• _INPUT_:
[start]

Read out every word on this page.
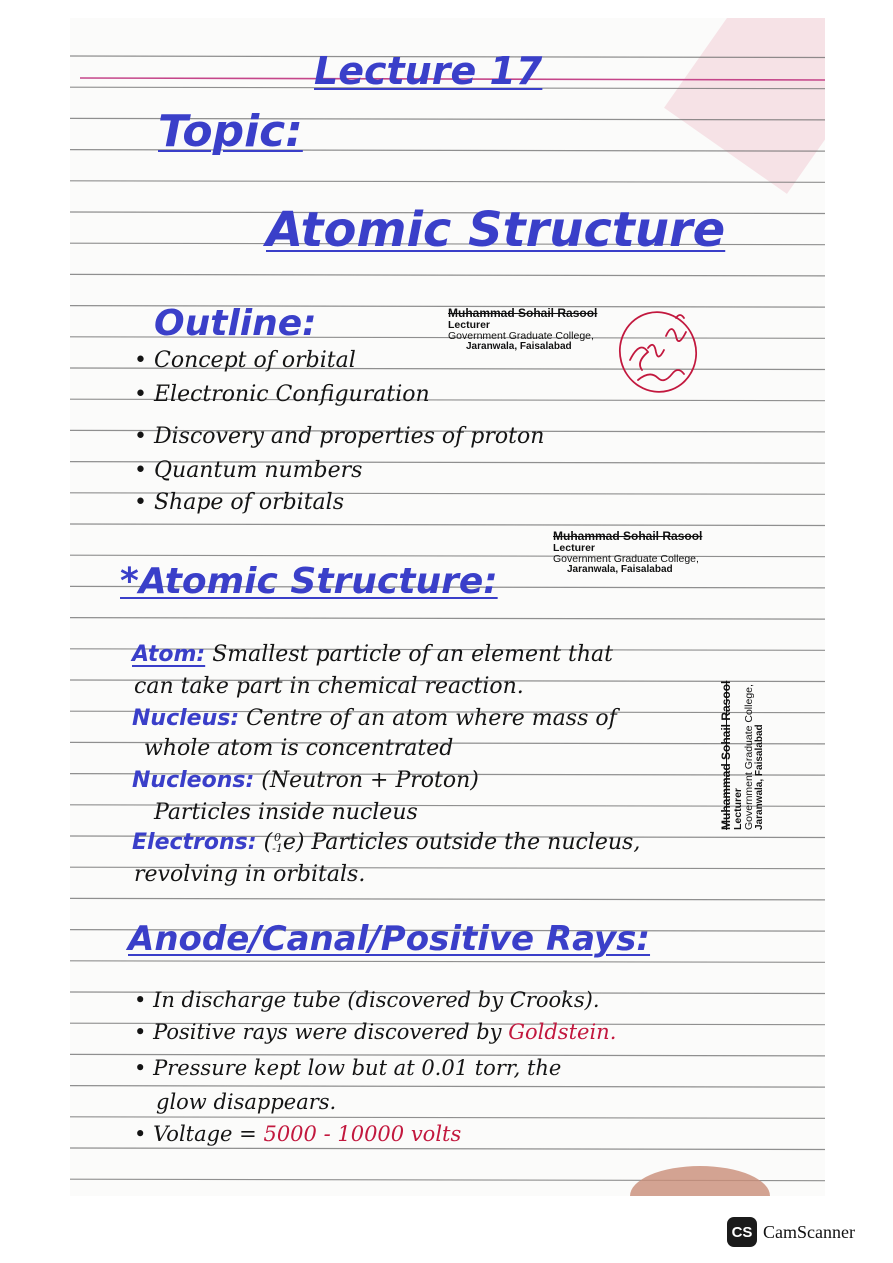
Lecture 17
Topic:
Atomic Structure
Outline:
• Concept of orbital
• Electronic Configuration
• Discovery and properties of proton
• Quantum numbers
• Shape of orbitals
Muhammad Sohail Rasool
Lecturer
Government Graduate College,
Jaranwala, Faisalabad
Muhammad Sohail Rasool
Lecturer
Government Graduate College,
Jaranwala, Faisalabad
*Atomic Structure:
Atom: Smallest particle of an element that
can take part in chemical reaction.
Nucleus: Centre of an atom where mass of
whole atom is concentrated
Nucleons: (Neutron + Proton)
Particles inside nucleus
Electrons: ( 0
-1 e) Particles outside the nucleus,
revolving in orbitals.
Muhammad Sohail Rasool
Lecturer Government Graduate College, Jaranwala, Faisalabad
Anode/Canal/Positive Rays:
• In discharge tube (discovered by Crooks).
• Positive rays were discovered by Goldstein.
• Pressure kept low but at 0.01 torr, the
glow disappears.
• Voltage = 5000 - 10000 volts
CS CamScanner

[end]

• _EXERCISE REQUIREMENTS_: Tally the lines above containing "orbitals". Answer with the count only.

• _REPLY TO THE EXERCISE_: 2